### Written problem
Pictures do not belong in the copy; quote every entry below exactly.

**********

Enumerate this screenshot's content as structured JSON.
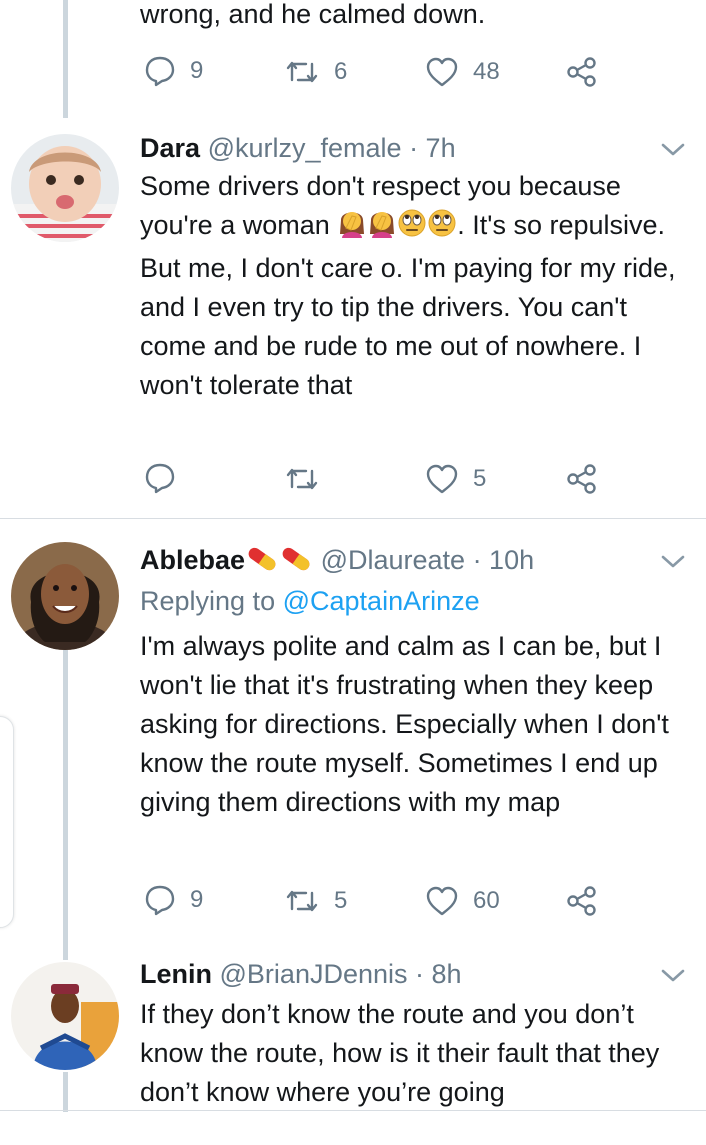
{
  "tweets": [
    {
      "text": "wrong, and he calmed down.",
      "stats": {
        "replies": "9",
        "retweets": "6",
        "likes": "48"
      }
    },
    {
      "name": "Dara",
      "handle": "@kurlzy_female",
      "time": "· 7h",
      "text_1": "Some drivers don't respect you because you're a woman",
      "text_2": ". It's so repulsive. But me, I don't care o. I'm paying for my ride, and I even try to tip the drivers. You can't come and be rude to me out of nowhere. I won't tolerate that",
      "emojis": [
        "woman-facepalming",
        "woman-facepalming",
        "face-with-rolling-eyes",
        "face-with-rolling-eyes"
      ],
      "stats": {
        "replies": "",
        "retweets": "",
        "likes": "5"
      }
    },
    {
      "name": "Ablebae",
      "name_emojis": [
        "pill",
        "pill"
      ],
      "handle": "@Dlaureate",
      "time": "· 10h",
      "replying_prefix": "Replying to",
      "replying_to": "@CaptainArinze",
      "text": "I'm always polite and calm as I can be, but I won't lie that it's frustrating when they keep asking for directions. Especially when I don't know the route myself. Sometimes I end up giving them directions with my map",
      "stats": {
        "replies": "9",
        "retweets": "5",
        "likes": "60"
      }
    },
    {
      "name": "Lenin",
      "handle": "@BrianJDennis",
      "time": "· 8h",
      "text": "If they don’t know the route and you don’t know the route, how is it their fault that they don’t know where you’re going"
    }
  ],
  "colors": {
    "text": "#14171a",
    "muted": "#657786",
    "link": "#1da1f2",
    "thread_line": "#ccd6dd"
  }
}
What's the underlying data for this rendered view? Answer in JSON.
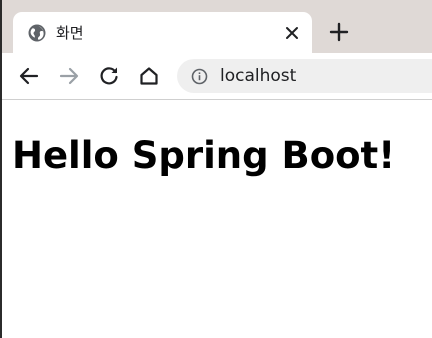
{
  "browser": {
    "tab": {
      "title": "화면",
      "favicon": "globe-icon"
    },
    "new_tab_icon": "plus-icon",
    "toolbar": {
      "back_icon": "arrow-left-icon",
      "forward_icon": "arrow-right-icon",
      "reload_icon": "reload-icon",
      "home_icon": "home-icon"
    },
    "address_bar": {
      "site_info_icon": "info-icon",
      "url": "localhost"
    }
  },
  "page": {
    "heading": "Hello Spring Boot!"
  },
  "colors": {
    "tabstrip_bg": "#dfd9d6",
    "omnibox_bg": "#efefef",
    "text": "#202124",
    "disabled_icon": "#9aa0a6"
  }
}
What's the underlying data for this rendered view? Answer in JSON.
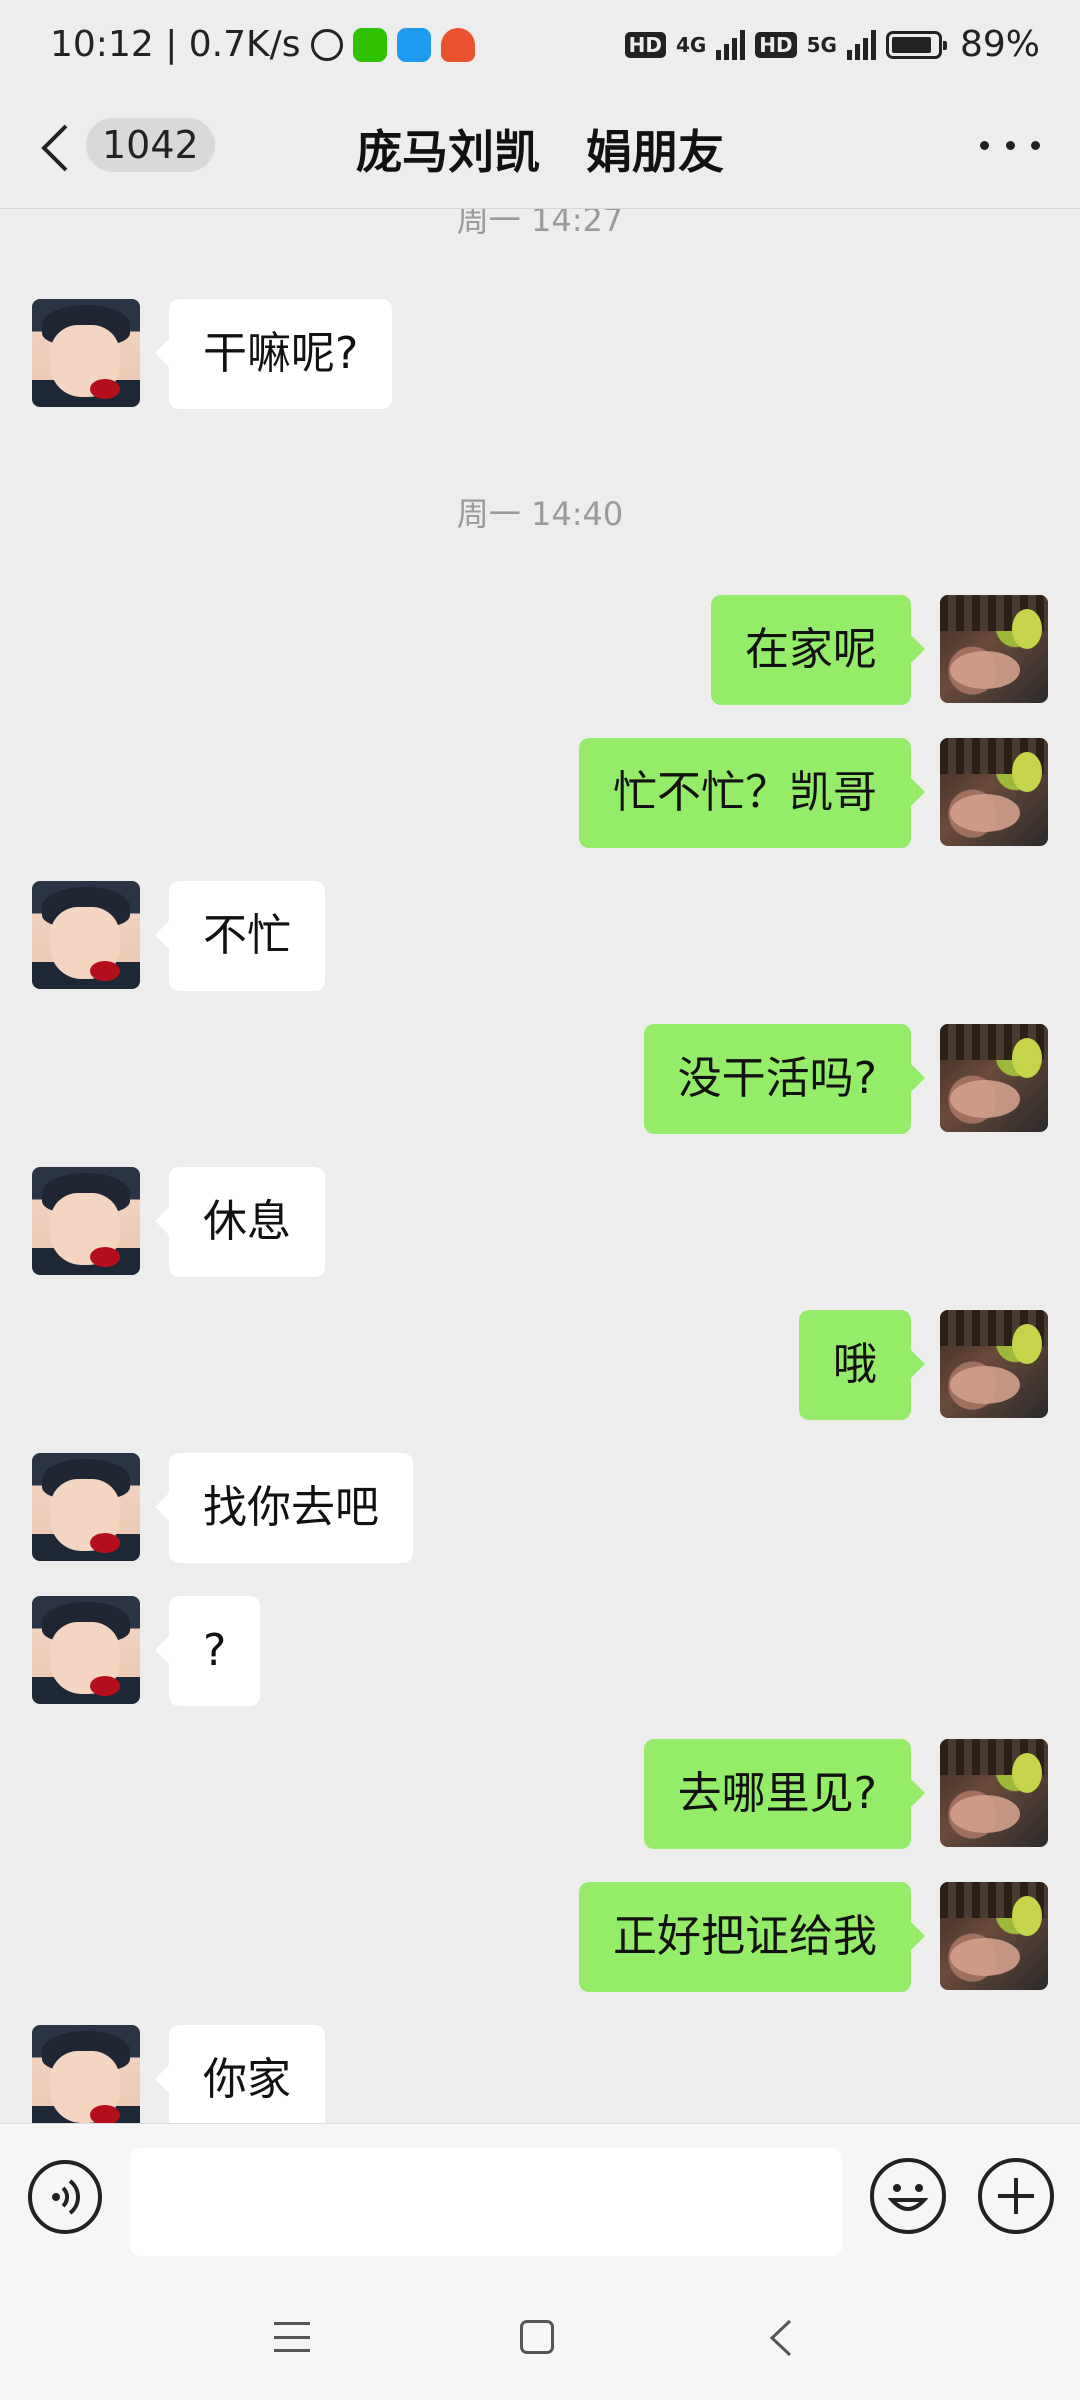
{
  "status_bar": {
    "time_speed": "10:12 | 0.7K/s",
    "hd1": "HD",
    "net1": "4G",
    "hd2": "HD",
    "net2": "5G",
    "battery": "89%",
    "icons": [
      "alarm-icon",
      "wechat-icon",
      "app-icon",
      "app-icon"
    ],
    "battery_level": 0.89
  },
  "nav": {
    "unread_count": "1042",
    "title": "庞马刘凯　娟朋友"
  },
  "timestamps": {
    "t1": "周一 14:27",
    "t2": "周一 14:40"
  },
  "messages": [
    {
      "side": "left",
      "text": "干嘛呢?"
    },
    {
      "side": "right",
      "text": "在家呢"
    },
    {
      "side": "right",
      "text": "忙不忙？凯哥"
    },
    {
      "side": "left",
      "text": "不忙"
    },
    {
      "side": "right",
      "text": "没干活吗?"
    },
    {
      "side": "left",
      "text": "休息"
    },
    {
      "side": "right",
      "text": "哦"
    },
    {
      "side": "left",
      "text": "找你去吧"
    },
    {
      "side": "left",
      "text": "?"
    },
    {
      "side": "right",
      "text": "去哪里见?"
    },
    {
      "side": "right",
      "text": "正好把证给我"
    },
    {
      "side": "left",
      "text": "你家"
    }
  ],
  "input": {
    "value": "",
    "placeholder": ""
  },
  "colors": {
    "background": "#ededed",
    "sent_bubble": "#95ec69",
    "received_bubble": "#ffffff"
  }
}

**********

### Result of this task
Enumerate this screenshot's content as structured JSON.
{
  "tweets": [
    {
      "text": "wrong, and he calmed down.",
      "stats": {
        "replies": "9",
        "retweets": "6",
        "likes": "48"
      }
    },
    {
      "name": "Dara",
      "handle": "@kurlzy_female",
      "time": "· 7h",
      "text_1": "Some drivers don't respect you because you're a woman",
      "text_2": ". It's so repulsive. But me, I don't care o. I'm paying for my ride, and I even try to tip the drivers. You can't come and be rude to me out of nowhere. I won't tolerate that",
      "emojis": [
        "woman-facepalming",
        "woman-facepalming",
        "face-with-rolling-eyes",
        "face-with-rolling-eyes"
      ],
      "stats": {
        "replies": "",
        "retweets": "",
        "likes": "5"
      }
    },
    {
      "name": "Ablebae",
      "name_emojis": [
        "pill",
        "pill"
      ],
      "handle": "@Dlaureate",
      "time": "· 10h",
      "replying_prefix": "Replying to",
      "replying_to": "@CaptainArinze",
      "text": "I'm always polite and calm as I can be, but I won't lie that it's frustrating when they keep asking for directions. Especially when I don't know the route myself. Sometimes I end up giving them directions with my map",
      "stats": {
        "replies": "9",
        "retweets": "5",
        "likes": "60"
      }
    },
    {
      "name": "Lenin",
      "handle": "@BrianJDennis",
      "time": "· 8h",
      "text": "If they don’t know the route and you don’t know the route, how is it their fault that they don’t know where you’re going"
    }
  ],
  "colors": {
    "text": "#14171a",
    "muted": "#657786",
    "link": "#1da1f2",
    "thread_line": "#ccd6dd"
  }
}
What's the underlying data for this rendered view? Answer in JSON.
{
  "browser": {
    "tab": {
      "title": "화면",
      "favicon": "globe-icon"
    },
    "new_tab_icon": "plus-icon",
    "toolbar": {
      "back_icon": "arrow-left-icon",
      "forward_icon": "arrow-right-icon",
      "reload_icon": "reload-icon",
      "home_icon": "home-icon"
    },
    "address_bar": {
      "site_info_icon": "info-icon",
      "url": "localhost"
    }
  },
  "page": {
    "heading": "Hello Spring Boot!"
  },
  "colors": {
    "tabstrip_bg": "#dfd9d6",
    "omnibox_bg": "#efefef",
    "text": "#202124",
    "disabled_icon": "#9aa0a6"
  }
}
What's the underlying data for this rendered view? Answer in JSON.
{
  "status_bar": {
    "time_speed": "10:12 | 0.7K/s",
    "hd1": "HD",
    "net1": "4G",
    "hd2": "HD",
    "net2": "5G",
    "battery": "89%",
    "icons": [
      "alarm-icon",
      "wechat-icon",
      "app-icon",
      "app-icon"
    ],
    "battery_level": 0.89
  },
  "nav": {
    "unread_count": "1042",
    "title": "庞马刘凯　娟朋友"
  },
  "timestamps": {
    "t1": "周一 14:27",
    "t2": "周一 14:40"
  },
  "messages": [
    {
      "side": "left",
      "text": "干嘛呢?"
    },
    {
      "side": "right",
      "text": "在家呢"
    },
    {
      "side": "right",
      "text": "忙不忙？凯哥"
    },
    {
      "side": "left",
      "text": "不忙"
    },
    {
      "side": "right",
      "text": "没干活吗?"
    },
    {
      "side": "left",
      "text": "休息"
    },
    {
      "side": "right",
      "text": "哦"
    },
    {
      "side": "left",
      "text": "找你去吧"
    },
    {
      "side": "left",
      "text": "?"
    },
    {
      "side": "right",
      "text": "去哪里见?"
    },
    {
      "side": "right",
      "text": "正好把证给我"
    },
    {
      "side": "left",
      "text": "你家"
    }
  ],
  "input": {
    "value": "",
    "placeholder": ""
  },
  "colors": {
    "background": "#ededed",
    "sent_bubble": "#95ec69",
    "received_bubble": "#ffffff"
  }
}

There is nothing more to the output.